--- begin RECORDS FOR THIS TASK ---

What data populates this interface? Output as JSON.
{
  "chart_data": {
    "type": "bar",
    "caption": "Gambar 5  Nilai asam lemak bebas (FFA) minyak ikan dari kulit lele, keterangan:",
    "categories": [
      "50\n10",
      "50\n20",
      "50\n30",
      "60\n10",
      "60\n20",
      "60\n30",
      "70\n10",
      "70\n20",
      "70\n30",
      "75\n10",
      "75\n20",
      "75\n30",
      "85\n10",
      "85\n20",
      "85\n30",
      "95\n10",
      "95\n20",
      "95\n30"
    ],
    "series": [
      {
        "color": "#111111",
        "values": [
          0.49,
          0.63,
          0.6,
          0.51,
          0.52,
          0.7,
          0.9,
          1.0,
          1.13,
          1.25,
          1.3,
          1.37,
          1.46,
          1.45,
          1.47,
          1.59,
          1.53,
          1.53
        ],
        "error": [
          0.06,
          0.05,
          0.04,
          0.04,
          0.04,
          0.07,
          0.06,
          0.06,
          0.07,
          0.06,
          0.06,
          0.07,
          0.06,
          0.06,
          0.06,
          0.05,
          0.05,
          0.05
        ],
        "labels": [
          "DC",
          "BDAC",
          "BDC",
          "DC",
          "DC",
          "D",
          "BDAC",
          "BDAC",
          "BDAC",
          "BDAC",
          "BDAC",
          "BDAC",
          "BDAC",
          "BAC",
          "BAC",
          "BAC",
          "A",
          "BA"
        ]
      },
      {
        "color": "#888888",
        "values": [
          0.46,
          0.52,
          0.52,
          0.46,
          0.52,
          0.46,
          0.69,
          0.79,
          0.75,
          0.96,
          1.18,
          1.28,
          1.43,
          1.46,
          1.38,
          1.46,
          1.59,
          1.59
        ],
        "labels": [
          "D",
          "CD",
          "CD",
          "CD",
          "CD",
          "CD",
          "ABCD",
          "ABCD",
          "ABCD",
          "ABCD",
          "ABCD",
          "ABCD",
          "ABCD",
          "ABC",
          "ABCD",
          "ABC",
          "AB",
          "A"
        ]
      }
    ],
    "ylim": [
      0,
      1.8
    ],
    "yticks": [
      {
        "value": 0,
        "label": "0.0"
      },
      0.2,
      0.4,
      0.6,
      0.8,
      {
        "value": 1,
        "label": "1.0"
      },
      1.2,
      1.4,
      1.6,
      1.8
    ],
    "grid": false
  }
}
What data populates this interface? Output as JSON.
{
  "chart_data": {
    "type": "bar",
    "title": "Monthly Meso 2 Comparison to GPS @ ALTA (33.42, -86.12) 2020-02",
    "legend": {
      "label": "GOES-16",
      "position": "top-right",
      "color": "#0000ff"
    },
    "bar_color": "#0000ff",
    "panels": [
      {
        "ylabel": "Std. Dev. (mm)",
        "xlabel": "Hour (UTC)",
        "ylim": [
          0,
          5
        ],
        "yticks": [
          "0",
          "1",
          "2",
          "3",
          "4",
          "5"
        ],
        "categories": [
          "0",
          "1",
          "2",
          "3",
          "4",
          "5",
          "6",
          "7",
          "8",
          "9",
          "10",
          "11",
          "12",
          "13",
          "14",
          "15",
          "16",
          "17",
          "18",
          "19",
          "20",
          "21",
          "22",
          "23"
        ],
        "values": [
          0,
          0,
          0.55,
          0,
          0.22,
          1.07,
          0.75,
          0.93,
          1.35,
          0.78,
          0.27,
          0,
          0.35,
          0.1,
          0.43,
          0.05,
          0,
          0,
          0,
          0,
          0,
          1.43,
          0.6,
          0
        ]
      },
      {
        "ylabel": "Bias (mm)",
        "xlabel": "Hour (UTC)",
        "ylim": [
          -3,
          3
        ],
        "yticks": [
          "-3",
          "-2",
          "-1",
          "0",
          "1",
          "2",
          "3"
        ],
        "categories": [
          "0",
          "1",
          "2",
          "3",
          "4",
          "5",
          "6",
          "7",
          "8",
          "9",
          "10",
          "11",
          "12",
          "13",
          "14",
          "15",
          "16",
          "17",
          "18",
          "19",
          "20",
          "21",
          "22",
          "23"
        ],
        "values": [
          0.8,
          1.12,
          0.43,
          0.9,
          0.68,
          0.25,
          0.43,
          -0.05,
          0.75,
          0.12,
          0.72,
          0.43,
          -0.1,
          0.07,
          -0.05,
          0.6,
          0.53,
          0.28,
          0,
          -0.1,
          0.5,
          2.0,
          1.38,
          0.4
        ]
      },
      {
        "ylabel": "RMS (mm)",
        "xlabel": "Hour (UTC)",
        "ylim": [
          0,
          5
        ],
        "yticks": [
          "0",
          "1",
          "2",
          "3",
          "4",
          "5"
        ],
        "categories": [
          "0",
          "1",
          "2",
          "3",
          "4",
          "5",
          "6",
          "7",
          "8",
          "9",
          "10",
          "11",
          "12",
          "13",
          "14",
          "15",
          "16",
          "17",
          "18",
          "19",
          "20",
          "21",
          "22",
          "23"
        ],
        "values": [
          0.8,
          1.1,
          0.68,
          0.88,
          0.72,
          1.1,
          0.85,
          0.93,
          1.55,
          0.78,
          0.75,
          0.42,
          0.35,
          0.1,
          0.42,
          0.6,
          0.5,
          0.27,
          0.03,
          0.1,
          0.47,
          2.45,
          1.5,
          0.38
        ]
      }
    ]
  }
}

--- end RECORDS FOR THIS TASK ---

**WHAT NEEDS TO BE DONE:**
Write out all the records above again, exactly as they stand.

**RESULT FOR THIS TASK:**
What data populates this interface? Output as JSON.
{
  "chart_data": {
    "type": "bar",
    "caption": "Gambar 5  Nilai asam lemak bebas (FFA) minyak ikan dari kulit lele, keterangan:",
    "categories": [
      "50\n10",
      "50\n20",
      "50\n30",
      "60\n10",
      "60\n20",
      "60\n30",
      "70\n10",
      "70\n20",
      "70\n30",
      "75\n10",
      "75\n20",
      "75\n30",
      "85\n10",
      "85\n20",
      "85\n30",
      "95\n10",
      "95\n20",
      "95\n30"
    ],
    "series": [
      {
        "color": "#111111",
        "values": [
          0.49,
          0.63,
          0.6,
          0.51,
          0.52,
          0.7,
          0.9,
          1.0,
          1.13,
          1.25,
          1.3,
          1.37,
          1.46,
          1.45,
          1.47,
          1.59,
          1.53,
          1.53
        ],
        "error": [
          0.06,
          0.05,
          0.04,
          0.04,
          0.04,
          0.07,
          0.06,
          0.06,
          0.07,
          0.06,
          0.06,
          0.07,
          0.06,
          0.06,
          0.06,
          0.05,
          0.05,
          0.05
        ],
        "labels": [
          "DC",
          "BDAC",
          "BDC",
          "DC",
          "DC",
          "D",
          "BDAC",
          "BDAC",
          "BDAC",
          "BDAC",
          "BDAC",
          "BDAC",
          "BDAC",
          "BAC",
          "BAC",
          "BAC",
          "A",
          "BA"
        ]
      },
      {
        "color": "#888888",
        "values": [
          0.46,
          0.52,
          0.52,
          0.46,
          0.52,
          0.46,
          0.69,
          0.79,
          0.75,
          0.96,
          1.18,
          1.28,
          1.43,
          1.46,
          1.38,
          1.46,
          1.59,
          1.59
        ],
        "labels": [
          "D",
          "CD",
          "CD",
          "CD",
          "CD",
          "CD",
          "ABCD",
          "ABCD",
          "ABCD",
          "ABCD",
          "ABCD",
          "ABCD",
          "ABCD",
          "ABC",
          "ABCD",
          "ABC",
          "AB",
          "A"
        ]
      }
    ],
    "ylim": [
      0,
      1.8
    ],
    "yticks": [
      {
        "value": 0,
        "label": "0.0"
      },
      0.2,
      0.4,
      0.6,
      0.8,
      {
        "value": 1,
        "label": "1.0"
      },
      1.2,
      1.4,
      1.6,
      1.8
    ],
    "grid": false
  }
}
What data populates this interface? Output as JSON.
{
  "chart_data": {
    "type": "bar",
    "title": "Monthly Meso 2 Comparison to GPS @ ALTA (33.42, -86.12) 2020-02",
    "legend": {
      "label": "GOES-16",
      "position": "top-right",
      "color": "#0000ff"
    },
    "bar_color": "#0000ff",
    "panels": [
      {
        "ylabel": "Std. Dev. (mm)",
        "xlabel": "Hour (UTC)",
        "ylim": [
          0,
          5
        ],
        "yticks": [
          "0",
          "1",
          "2",
          "3",
          "4",
          "5"
        ],
        "categories": [
          "0",
          "1",
          "2",
          "3",
          "4",
          "5",
          "6",
          "7",
          "8",
          "9",
          "10",
          "11",
          "12",
          "13",
          "14",
          "15",
          "16",
          "17",
          "18",
          "19",
          "20",
          "21",
          "22",
          "23"
        ],
        "values": [
          0,
          0,
          0.55,
          0,
          0.22,
          1.07,
          0.75,
          0.93,
          1.35,
          0.78,
          0.27,
          0,
          0.35,
          0.1,
          0.43,
          0.05,
          0,
          0,
          0,
          0,
          0,
          1.43,
          0.6,
          0
        ]
      },
      {
        "ylabel": "Bias (mm)",
        "xlabel": "Hour (UTC)",
        "ylim": [
          -3,
          3
        ],
        "yticks": [
          "-3",
          "-2",
          "-1",
          "0",
          "1",
          "2",
          "3"
        ],
        "categories": [
          "0",
          "1",
          "2",
          "3",
          "4",
          "5",
          "6",
          "7",
          "8",
          "9",
          "10",
          "11",
          "12",
          "13",
          "14",
          "15",
          "16",
          "17",
          "18",
          "19",
          "20",
          "21",
          "22",
          "23"
        ],
        "values": [
          0.8,
          1.12,
          0.43,
          0.9,
          0.68,
          0.25,
          0.43,
          -0.05,
          0.75,
          0.12,
          0.72,
          0.43,
          -0.1,
          0.07,
          -0.05,
          0.6,
          0.53,
          0.28,
          0,
          -0.1,
          0.5,
          2.0,
          1.38,
          0.4
        ]
      },
      {
        "ylabel": "RMS (mm)",
        "xlabel": "Hour (UTC)",
        "ylim": [
          0,
          5
        ],
        "yticks": [
          "0",
          "1",
          "2",
          "3",
          "4",
          "5"
        ],
        "categories": [
          "0",
          "1",
          "2",
          "3",
          "4",
          "5",
          "6",
          "7",
          "8",
          "9",
          "10",
          "11",
          "12",
          "13",
          "14",
          "15",
          "16",
          "17",
          "18",
          "19",
          "20",
          "21",
          "22",
          "23"
        ],
        "values": [
          0.8,
          1.1,
          0.68,
          0.88,
          0.72,
          1.1,
          0.85,
          0.93,
          1.55,
          0.78,
          0.75,
          0.42,
          0.35,
          0.1,
          0.42,
          0.6,
          0.5,
          0.27,
          0.03,
          0.1,
          0.47,
          2.45,
          1.5,
          0.38
        ]
      }
    ]
  }
}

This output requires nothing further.